Begin Input rows

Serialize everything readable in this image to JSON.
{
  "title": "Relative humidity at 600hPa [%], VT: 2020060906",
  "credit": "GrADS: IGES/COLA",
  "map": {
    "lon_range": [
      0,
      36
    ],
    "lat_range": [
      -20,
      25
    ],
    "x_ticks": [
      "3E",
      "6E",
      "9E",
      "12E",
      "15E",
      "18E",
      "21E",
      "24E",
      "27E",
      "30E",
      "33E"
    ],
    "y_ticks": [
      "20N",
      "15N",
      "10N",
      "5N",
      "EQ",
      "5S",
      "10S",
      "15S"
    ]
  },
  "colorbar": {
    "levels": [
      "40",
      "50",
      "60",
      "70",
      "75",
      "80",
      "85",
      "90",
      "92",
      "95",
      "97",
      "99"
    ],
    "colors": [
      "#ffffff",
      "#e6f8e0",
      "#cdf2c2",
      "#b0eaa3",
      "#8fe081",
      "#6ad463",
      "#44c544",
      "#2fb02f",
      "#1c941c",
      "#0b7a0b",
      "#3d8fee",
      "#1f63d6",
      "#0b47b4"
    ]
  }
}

End Input rows

*Written problem:* Print the listing above in its entirety, with every line exact.

*Output of the exercise:*
Serialize everything readable in this image to JSON.
{
  "title": "Relative humidity at 600hPa [%], VT: 2020060906",
  "credit": "GrADS: IGES/COLA",
  "map": {
    "lon_range": [
      0,
      36
    ],
    "lat_range": [
      -20,
      25
    ],
    "x_ticks": [
      "3E",
      "6E",
      "9E",
      "12E",
      "15E",
      "18E",
      "21E",
      "24E",
      "27E",
      "30E",
      "33E"
    ],
    "y_ticks": [
      "20N",
      "15N",
      "10N",
      "5N",
      "EQ",
      "5S",
      "10S",
      "15S"
    ]
  },
  "colorbar": {
    "levels": [
      "40",
      "50",
      "60",
      "70",
      "75",
      "80",
      "85",
      "90",
      "92",
      "95",
      "97",
      "99"
    ],
    "colors": [
      "#ffffff",
      "#e6f8e0",
      "#cdf2c2",
      "#b0eaa3",
      "#8fe081",
      "#6ad463",
      "#44c544",
      "#2fb02f",
      "#1c941c",
      "#0b7a0b",
      "#3d8fee",
      "#1f63d6",
      "#0b47b4"
    ]
  }
}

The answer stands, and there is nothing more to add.